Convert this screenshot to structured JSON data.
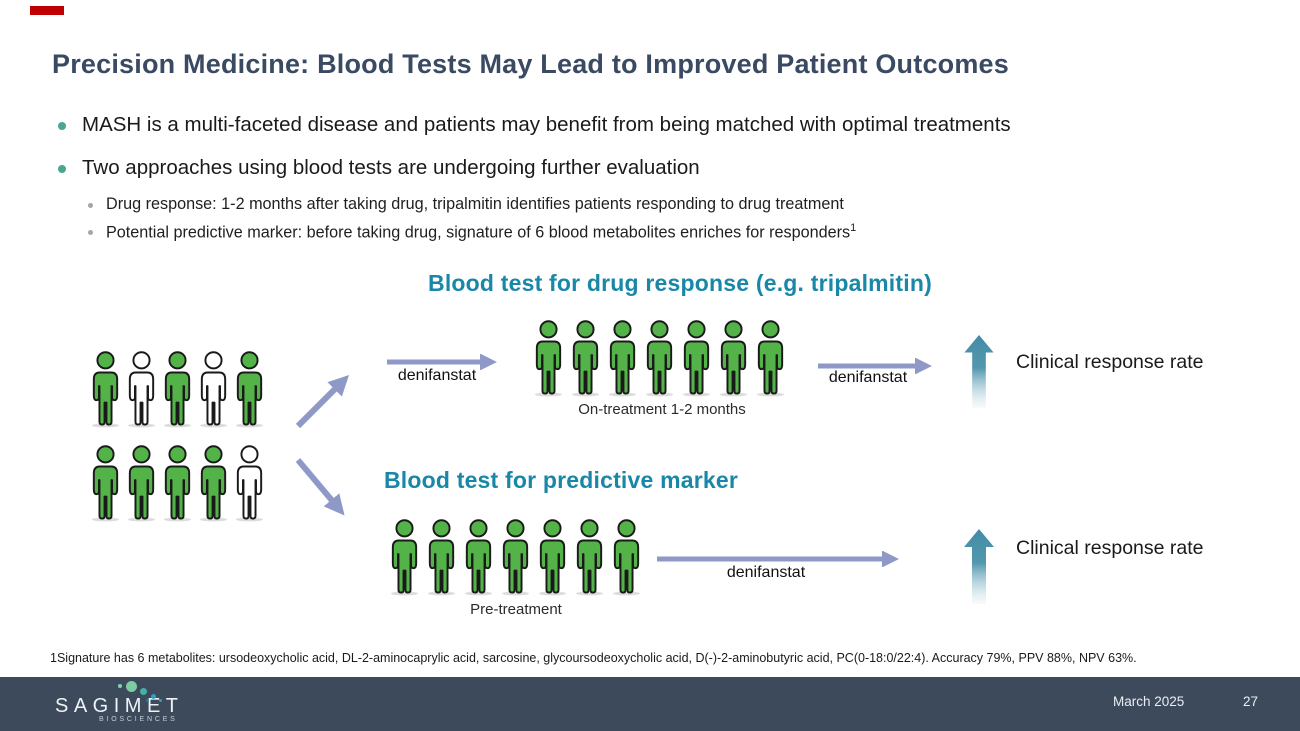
{
  "colors": {
    "title": "#3A4A63",
    "heading_teal": "#1987A8",
    "green": "#54B348",
    "white": "#FFFFFF",
    "flow_arrow": "#8E99C8",
    "up_arrow": "#4790AA",
    "footer_bg": "#3D4A5C",
    "bullet_dot": "#4BA591",
    "sub_bullet_dot": "#A6A6A6",
    "red_tab": "#C00000"
  },
  "header": {
    "title": "Precision Medicine: Blood Tests May Lead to Improved Patient Outcomes"
  },
  "bullets": [
    {
      "text": "MASH is a multi-faceted disease and patients may benefit from being matched with optimal treatments"
    },
    {
      "text": "Two approaches using blood tests are undergoing further evaluation"
    }
  ],
  "sub_bullets": [
    {
      "text": "Drug response: 1-2 months after taking drug, tripalmitin identifies patients responding to drug treatment",
      "sup": ""
    },
    {
      "text": "Potential predictive marker: before taking drug, signature of 6 blood metabolites enriches for responders",
      "sup": "1"
    }
  ],
  "diagram": {
    "top_flow": {
      "heading": "Blood test for drug response (e.g. tripalmitin)",
      "arrow1_label": "denifanstat",
      "arrow2_label": "denifanstat",
      "group_label": "On-treatment 1-2 months",
      "outcome": "Clinical response rate"
    },
    "bottom_flow": {
      "heading": "Blood test for predictive marker",
      "arrow_label": "denifanstat",
      "group_label": "Pre-treatment",
      "outcome": "Clinical response rate"
    },
    "groups": {
      "baseline": [
        [
          "green",
          "white",
          "green",
          "white",
          "green"
        ],
        [
          "green",
          "green",
          "green",
          "green",
          "white"
        ]
      ],
      "on_treatment": [
        [
          "green",
          "green",
          "green",
          "green",
          "green",
          "green",
          "green"
        ]
      ],
      "pre_treatment": [
        [
          "green",
          "green",
          "green",
          "green",
          "green",
          "green",
          "green"
        ]
      ]
    }
  },
  "footnote": {
    "marker": "1",
    "text": "Signature has 6 metabolites: ursodeoxycholic acid, DL-2-aminocaprylic acid, sarcosine, glycoursodeoxycholic acid, D(-)-2-aminobutyric acid, PC(0-18:0/22:4). Accuracy 79%, PPV 88%, NPV 63%."
  },
  "footer": {
    "brand": "SAGIMET",
    "brand_sub": "BIOSCIENCES",
    "date": "March 2025",
    "page_number": "27"
  }
}
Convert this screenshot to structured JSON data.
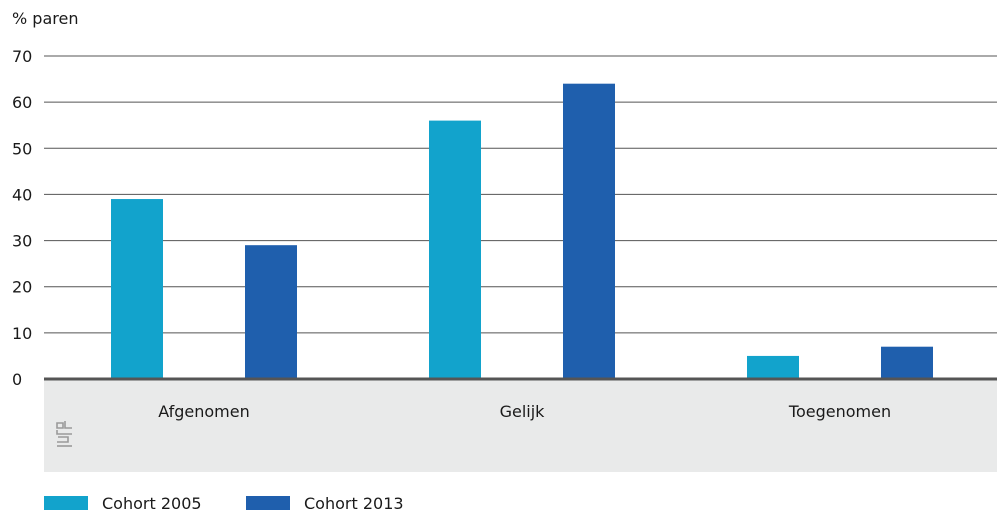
{
  "chart_data": {
    "type": "bar",
    "ylabel": "% paren",
    "categories": [
      "Afgenomen",
      "Gelijk",
      "Toegenomen"
    ],
    "series": [
      {
        "name": "Cohort 2005",
        "values": [
          39,
          56,
          5
        ],
        "color": "#12a3cc"
      },
      {
        "name": "Cohort 2013",
        "values": [
          29,
          64,
          7
        ],
        "color": "#1f5fad"
      }
    ],
    "ylim": [
      0,
      70
    ],
    "yticks": [
      0,
      10,
      20,
      30,
      40,
      50,
      60,
      70
    ],
    "grid": true,
    "legend_position": "bottom-left",
    "axis_band_color": "#e9eaea",
    "grid_color": "#555555"
  },
  "logo": {
    "icon": "cbs-logo-icon",
    "text": "cbs"
  }
}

» **Problem requirements**:
Without the pictures, write out the listing exactly as it appears above.

» **Exercise answer**:
Convert this screenshot to structured JSON data.
{
  "colors": {
    "title": "#3A4A63",
    "heading_teal": "#1987A8",
    "green": "#54B348",
    "white": "#FFFFFF",
    "flow_arrow": "#8E99C8",
    "up_arrow": "#4790AA",
    "footer_bg": "#3D4A5C",
    "bullet_dot": "#4BA591",
    "sub_bullet_dot": "#A6A6A6",
    "red_tab": "#C00000"
  },
  "header": {
    "title": "Precision Medicine: Blood Tests May Lead to Improved Patient Outcomes"
  },
  "bullets": [
    {
      "text": "MASH is a multi-faceted disease and patients may benefit from being matched with optimal treatments"
    },
    {
      "text": "Two approaches using blood tests are undergoing further evaluation"
    }
  ],
  "sub_bullets": [
    {
      "text": "Drug response: 1-2 months after taking drug, tripalmitin identifies patients responding to drug treatment",
      "sup": ""
    },
    {
      "text": "Potential predictive marker: before taking drug, signature of 6 blood metabolites enriches for responders",
      "sup": "1"
    }
  ],
  "diagram": {
    "top_flow": {
      "heading": "Blood test for drug response (e.g. tripalmitin)",
      "arrow1_label": "denifanstat",
      "arrow2_label": "denifanstat",
      "group_label": "On-treatment 1-2 months",
      "outcome": "Clinical response rate"
    },
    "bottom_flow": {
      "heading": "Blood test for predictive marker",
      "arrow_label": "denifanstat",
      "group_label": "Pre-treatment",
      "outcome": "Clinical response rate"
    },
    "groups": {
      "baseline": [
        [
          "green",
          "white",
          "green",
          "white",
          "green"
        ],
        [
          "green",
          "green",
          "green",
          "green",
          "white"
        ]
      ],
      "on_treatment": [
        [
          "green",
          "green",
          "green",
          "green",
          "green",
          "green",
          "green"
        ]
      ],
      "pre_treatment": [
        [
          "green",
          "green",
          "green",
          "green",
          "green",
          "green",
          "green"
        ]
      ]
    }
  },
  "footnote": {
    "marker": "1",
    "text": "Signature has 6 metabolites: ursodeoxycholic acid, DL-2-aminocaprylic acid, sarcosine, glycoursodeoxycholic acid, D(-)-2-aminobutyric acid, PC(0-18:0/22:4). Accuracy 79%, PPV 88%, NPV 63%."
  },
  "footer": {
    "brand": "SAGIMET",
    "brand_sub": "BIOSCIENCES",
    "date": "March 2025",
    "page_number": "27"
  }
}
Convert this screenshot to structured JSON data.
{
  "chart_data": {
    "type": "bar",
    "ylabel": "% paren",
    "categories": [
      "Afgenomen",
      "Gelijk",
      "Toegenomen"
    ],
    "series": [
      {
        "name": "Cohort 2005",
        "values": [
          39,
          56,
          5
        ],
        "color": "#12a3cc"
      },
      {
        "name": "Cohort 2013",
        "values": [
          29,
          64,
          7
        ],
        "color": "#1f5fad"
      }
    ],
    "ylim": [
      0,
      70
    ],
    "yticks": [
      0,
      10,
      20,
      30,
      40,
      50,
      60,
      70
    ],
    "grid": true,
    "legend_position": "bottom-left",
    "axis_band_color": "#e9eaea",
    "grid_color": "#555555"
  },
  "logo": {
    "icon": "cbs-logo-icon",
    "text": "cbs"
  }
}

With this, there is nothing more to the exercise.